> **Extracted records**:

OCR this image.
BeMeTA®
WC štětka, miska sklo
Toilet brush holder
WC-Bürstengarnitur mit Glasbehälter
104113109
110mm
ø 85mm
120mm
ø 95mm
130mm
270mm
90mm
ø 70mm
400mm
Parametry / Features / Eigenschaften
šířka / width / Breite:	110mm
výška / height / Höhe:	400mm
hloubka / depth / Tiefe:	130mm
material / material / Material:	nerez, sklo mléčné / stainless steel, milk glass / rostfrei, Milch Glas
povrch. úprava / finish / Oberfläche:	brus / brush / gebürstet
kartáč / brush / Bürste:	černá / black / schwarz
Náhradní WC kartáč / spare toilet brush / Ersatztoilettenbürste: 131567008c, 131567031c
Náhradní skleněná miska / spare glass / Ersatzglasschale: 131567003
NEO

> **Your instructions**:
Print out the whole listing exactly as it appears.

> **The response**:
OCR this image.
BeMeTA®
WC štětka, miska sklo
Toilet brush holder
WC-Bürstengarnitur mit Glasbehälter
104113109
110mm
ø 85mm
120mm
ø 95mm
130mm
270mm
90mm
ø 70mm
400mm
Parametry / Features / Eigenschaften
šířka / width / Breite:	110mm
výška / height / Höhe:	400mm
hloubka / depth / Tiefe:	130mm
material / material / Material:	nerez, sklo mléčné / stainless steel, milk glass / rostfrei, Milch Glas
povrch. úprava / finish / Oberfläche:	brus / brush / gebürstet
kartáč / brush / Bürste:	černá / black / schwarz
Náhradní WC kartáč / spare toilet brush / Ersatztoilettenbürste: 131567008c, 131567031c
Náhradní skleněná miska / spare glass / Ersatzglasschale: 131567003
NEO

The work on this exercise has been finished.